Records that describe figures:
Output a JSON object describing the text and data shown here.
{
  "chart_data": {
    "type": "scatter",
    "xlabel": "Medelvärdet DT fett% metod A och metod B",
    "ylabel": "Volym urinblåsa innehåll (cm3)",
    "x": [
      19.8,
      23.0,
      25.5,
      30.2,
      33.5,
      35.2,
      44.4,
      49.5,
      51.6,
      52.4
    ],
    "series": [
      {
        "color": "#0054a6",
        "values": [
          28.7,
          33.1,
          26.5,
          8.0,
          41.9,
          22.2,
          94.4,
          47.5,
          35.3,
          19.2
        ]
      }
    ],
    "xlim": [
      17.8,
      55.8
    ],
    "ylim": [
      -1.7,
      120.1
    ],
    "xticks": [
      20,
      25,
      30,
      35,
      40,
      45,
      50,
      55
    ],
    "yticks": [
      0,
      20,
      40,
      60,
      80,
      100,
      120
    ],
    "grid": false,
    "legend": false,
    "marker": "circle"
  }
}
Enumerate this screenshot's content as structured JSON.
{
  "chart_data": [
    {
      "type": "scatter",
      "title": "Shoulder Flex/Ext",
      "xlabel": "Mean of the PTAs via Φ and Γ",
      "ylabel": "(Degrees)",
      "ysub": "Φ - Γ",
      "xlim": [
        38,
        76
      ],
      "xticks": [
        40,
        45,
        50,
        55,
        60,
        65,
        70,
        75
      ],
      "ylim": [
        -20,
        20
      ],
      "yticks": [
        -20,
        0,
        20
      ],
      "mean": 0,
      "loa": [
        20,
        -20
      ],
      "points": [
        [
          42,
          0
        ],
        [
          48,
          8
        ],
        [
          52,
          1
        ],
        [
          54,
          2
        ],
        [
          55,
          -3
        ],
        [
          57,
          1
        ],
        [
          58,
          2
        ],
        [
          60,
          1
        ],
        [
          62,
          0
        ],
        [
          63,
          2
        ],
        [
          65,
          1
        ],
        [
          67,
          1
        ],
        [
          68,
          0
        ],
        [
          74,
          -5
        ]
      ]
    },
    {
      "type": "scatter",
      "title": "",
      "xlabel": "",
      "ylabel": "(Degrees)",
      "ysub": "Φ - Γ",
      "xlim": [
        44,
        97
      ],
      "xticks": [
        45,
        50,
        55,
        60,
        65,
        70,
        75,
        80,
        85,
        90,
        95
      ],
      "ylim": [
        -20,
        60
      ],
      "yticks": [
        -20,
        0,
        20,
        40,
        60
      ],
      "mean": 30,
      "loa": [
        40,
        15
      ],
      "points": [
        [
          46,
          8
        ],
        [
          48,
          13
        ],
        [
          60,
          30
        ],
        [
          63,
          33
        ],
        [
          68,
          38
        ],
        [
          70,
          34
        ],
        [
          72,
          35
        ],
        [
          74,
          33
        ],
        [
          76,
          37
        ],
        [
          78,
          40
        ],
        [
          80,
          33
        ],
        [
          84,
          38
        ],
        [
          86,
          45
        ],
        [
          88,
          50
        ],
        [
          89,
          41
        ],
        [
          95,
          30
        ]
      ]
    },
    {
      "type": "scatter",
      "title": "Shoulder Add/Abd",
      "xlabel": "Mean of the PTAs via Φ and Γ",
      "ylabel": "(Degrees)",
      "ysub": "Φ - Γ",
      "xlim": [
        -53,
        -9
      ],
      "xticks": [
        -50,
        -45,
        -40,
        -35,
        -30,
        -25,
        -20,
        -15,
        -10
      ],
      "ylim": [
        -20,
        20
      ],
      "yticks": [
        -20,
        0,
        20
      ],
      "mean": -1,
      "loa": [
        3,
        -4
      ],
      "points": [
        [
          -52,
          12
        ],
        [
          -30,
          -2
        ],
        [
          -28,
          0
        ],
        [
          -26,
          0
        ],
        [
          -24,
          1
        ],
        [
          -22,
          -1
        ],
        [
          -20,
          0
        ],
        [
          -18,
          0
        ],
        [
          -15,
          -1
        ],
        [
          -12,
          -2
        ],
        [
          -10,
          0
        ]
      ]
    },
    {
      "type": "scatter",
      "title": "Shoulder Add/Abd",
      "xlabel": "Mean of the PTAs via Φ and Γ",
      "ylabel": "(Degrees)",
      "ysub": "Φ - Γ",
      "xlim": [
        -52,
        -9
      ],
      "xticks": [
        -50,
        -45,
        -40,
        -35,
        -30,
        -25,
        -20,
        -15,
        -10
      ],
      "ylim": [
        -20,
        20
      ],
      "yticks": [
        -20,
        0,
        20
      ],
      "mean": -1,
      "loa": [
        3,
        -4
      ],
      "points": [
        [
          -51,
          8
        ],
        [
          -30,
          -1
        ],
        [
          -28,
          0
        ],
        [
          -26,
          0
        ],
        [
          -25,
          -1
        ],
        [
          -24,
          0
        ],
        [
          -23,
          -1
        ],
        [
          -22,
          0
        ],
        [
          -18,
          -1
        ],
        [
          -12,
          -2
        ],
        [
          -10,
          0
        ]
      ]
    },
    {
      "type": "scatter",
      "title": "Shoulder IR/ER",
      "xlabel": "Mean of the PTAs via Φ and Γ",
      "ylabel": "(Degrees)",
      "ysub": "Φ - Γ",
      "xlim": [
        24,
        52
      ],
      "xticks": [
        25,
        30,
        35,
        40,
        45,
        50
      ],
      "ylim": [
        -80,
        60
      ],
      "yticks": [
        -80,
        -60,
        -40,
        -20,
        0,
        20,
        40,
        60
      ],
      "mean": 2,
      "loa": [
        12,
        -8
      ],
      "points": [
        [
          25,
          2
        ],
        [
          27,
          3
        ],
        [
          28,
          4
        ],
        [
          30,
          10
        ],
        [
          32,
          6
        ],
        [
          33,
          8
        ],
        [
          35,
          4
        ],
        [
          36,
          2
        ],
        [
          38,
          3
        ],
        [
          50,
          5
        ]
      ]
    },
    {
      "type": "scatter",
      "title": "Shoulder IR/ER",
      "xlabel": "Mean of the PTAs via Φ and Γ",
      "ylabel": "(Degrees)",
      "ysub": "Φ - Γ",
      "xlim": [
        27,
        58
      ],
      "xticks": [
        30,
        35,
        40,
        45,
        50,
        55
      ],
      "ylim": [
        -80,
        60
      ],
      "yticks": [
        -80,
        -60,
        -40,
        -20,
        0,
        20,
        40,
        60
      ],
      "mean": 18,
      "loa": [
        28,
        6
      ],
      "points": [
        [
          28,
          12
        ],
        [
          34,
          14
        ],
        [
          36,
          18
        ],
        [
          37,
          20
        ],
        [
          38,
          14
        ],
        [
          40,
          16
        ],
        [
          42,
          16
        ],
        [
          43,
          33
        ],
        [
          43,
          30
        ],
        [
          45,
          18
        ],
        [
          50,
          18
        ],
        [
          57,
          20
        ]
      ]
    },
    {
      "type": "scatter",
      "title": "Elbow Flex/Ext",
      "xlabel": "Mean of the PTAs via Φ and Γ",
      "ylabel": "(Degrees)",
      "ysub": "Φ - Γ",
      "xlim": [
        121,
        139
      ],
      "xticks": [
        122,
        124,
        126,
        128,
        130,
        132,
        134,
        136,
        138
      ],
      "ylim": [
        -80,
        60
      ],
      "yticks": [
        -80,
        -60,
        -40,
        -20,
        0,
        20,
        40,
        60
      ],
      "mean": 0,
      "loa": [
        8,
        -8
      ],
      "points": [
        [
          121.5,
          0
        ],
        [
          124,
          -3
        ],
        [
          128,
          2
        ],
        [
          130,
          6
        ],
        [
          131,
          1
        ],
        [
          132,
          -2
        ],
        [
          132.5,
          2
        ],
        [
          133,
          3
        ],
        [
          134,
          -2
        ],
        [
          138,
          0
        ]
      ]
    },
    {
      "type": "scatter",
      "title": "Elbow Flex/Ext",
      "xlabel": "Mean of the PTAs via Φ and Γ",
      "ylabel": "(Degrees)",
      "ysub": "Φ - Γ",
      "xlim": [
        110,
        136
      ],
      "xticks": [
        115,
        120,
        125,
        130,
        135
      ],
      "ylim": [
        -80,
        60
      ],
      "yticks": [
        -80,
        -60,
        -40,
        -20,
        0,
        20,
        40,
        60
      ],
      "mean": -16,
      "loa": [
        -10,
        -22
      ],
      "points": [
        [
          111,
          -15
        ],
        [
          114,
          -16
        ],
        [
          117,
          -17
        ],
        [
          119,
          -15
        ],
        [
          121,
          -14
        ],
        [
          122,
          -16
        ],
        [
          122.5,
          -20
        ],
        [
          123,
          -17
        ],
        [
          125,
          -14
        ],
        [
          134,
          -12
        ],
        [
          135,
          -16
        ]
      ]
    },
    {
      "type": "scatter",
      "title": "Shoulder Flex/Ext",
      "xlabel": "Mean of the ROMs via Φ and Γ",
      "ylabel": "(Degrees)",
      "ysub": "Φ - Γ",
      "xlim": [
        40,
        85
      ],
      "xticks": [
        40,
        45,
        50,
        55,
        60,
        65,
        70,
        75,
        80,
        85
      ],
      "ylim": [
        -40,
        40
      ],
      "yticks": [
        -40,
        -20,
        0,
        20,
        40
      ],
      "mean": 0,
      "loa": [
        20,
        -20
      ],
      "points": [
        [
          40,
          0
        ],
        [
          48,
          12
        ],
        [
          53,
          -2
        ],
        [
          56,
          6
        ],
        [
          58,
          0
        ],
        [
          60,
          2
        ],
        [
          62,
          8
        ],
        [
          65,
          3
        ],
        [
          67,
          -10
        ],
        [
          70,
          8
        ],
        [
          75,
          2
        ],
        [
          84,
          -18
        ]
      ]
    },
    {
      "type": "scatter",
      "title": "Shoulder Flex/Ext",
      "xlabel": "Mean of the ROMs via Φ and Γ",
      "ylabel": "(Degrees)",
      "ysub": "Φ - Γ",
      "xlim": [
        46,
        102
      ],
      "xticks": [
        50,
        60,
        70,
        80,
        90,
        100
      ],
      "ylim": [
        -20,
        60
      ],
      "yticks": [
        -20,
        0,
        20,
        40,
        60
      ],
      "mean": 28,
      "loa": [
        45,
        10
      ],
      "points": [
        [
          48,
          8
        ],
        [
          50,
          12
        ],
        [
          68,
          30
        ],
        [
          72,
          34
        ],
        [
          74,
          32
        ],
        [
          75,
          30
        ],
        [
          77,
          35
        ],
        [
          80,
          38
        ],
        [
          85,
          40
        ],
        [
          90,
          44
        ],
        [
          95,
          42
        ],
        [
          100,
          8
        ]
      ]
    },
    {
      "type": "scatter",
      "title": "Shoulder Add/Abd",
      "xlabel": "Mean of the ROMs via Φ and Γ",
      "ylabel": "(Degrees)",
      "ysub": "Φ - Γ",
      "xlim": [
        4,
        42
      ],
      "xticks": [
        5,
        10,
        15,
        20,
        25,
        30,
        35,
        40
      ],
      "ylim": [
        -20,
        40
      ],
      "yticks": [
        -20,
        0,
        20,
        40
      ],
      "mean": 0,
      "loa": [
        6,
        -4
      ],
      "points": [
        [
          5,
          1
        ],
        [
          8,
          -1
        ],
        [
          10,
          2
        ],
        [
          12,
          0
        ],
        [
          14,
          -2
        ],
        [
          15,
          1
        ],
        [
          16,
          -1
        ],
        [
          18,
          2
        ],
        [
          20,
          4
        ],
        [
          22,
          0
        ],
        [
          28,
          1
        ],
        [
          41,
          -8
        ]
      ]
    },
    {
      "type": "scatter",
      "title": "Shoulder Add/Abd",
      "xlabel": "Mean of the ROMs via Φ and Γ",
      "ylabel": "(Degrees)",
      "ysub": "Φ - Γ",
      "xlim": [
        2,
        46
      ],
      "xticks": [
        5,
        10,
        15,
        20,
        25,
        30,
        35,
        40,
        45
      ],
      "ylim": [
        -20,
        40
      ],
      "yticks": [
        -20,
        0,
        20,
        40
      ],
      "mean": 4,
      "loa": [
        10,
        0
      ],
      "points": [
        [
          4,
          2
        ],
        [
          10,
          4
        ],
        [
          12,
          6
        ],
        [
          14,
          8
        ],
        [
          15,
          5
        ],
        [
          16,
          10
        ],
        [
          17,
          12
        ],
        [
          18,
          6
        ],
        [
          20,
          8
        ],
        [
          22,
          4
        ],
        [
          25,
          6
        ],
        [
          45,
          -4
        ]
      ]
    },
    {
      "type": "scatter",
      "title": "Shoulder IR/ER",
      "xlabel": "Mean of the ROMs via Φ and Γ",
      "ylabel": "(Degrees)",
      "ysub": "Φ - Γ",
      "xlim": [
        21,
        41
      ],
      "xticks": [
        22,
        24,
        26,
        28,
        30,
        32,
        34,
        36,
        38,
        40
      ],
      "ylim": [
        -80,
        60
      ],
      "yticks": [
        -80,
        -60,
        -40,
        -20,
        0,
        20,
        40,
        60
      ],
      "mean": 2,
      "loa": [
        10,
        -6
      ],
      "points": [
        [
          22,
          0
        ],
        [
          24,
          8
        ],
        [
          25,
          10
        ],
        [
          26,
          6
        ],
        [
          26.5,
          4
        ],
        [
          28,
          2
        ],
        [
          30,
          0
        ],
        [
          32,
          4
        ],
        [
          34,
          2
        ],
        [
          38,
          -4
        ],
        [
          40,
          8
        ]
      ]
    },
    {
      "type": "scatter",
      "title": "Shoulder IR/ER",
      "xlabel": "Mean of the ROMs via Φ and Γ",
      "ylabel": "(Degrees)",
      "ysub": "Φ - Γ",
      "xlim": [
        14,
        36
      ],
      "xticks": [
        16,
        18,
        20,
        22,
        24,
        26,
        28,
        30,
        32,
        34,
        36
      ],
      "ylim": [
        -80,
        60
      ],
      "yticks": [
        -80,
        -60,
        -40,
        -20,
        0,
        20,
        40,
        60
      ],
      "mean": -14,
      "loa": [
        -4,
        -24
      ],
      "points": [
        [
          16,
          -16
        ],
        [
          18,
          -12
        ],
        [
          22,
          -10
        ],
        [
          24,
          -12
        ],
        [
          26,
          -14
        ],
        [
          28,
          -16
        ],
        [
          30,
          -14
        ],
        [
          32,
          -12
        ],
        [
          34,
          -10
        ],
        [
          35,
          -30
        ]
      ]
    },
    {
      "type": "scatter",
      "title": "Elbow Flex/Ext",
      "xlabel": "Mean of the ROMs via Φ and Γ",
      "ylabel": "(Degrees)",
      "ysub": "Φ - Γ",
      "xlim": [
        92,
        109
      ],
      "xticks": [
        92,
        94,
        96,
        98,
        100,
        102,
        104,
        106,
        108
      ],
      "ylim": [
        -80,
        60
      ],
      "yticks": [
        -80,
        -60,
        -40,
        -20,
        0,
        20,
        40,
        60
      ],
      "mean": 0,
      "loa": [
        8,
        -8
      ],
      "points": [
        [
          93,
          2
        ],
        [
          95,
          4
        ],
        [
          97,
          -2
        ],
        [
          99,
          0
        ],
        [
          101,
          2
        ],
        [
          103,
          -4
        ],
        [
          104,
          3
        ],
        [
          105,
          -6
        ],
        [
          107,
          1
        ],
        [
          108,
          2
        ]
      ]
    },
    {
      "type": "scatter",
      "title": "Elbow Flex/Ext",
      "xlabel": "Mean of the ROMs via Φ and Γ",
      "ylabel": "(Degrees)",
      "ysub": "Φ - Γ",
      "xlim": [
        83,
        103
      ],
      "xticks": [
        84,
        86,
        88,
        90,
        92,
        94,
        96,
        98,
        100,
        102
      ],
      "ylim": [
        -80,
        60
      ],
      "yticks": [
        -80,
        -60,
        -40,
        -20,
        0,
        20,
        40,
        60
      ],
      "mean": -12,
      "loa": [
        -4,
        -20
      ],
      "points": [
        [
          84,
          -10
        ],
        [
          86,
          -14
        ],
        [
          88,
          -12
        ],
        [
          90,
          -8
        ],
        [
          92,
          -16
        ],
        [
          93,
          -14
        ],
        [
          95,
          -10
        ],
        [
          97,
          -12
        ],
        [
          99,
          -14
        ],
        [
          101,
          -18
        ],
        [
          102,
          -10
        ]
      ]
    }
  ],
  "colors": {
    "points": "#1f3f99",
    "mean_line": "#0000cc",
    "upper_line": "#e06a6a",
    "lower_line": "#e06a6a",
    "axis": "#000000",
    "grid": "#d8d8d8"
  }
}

▶ [SHORT TASK] Within the listing above, find every line containing the string "JSON" and return it.

▶ [WRITTEN ANSWER]
Output a JSON object describing the text and data shown here.
Enumerate this screenshot's content as structured JSON.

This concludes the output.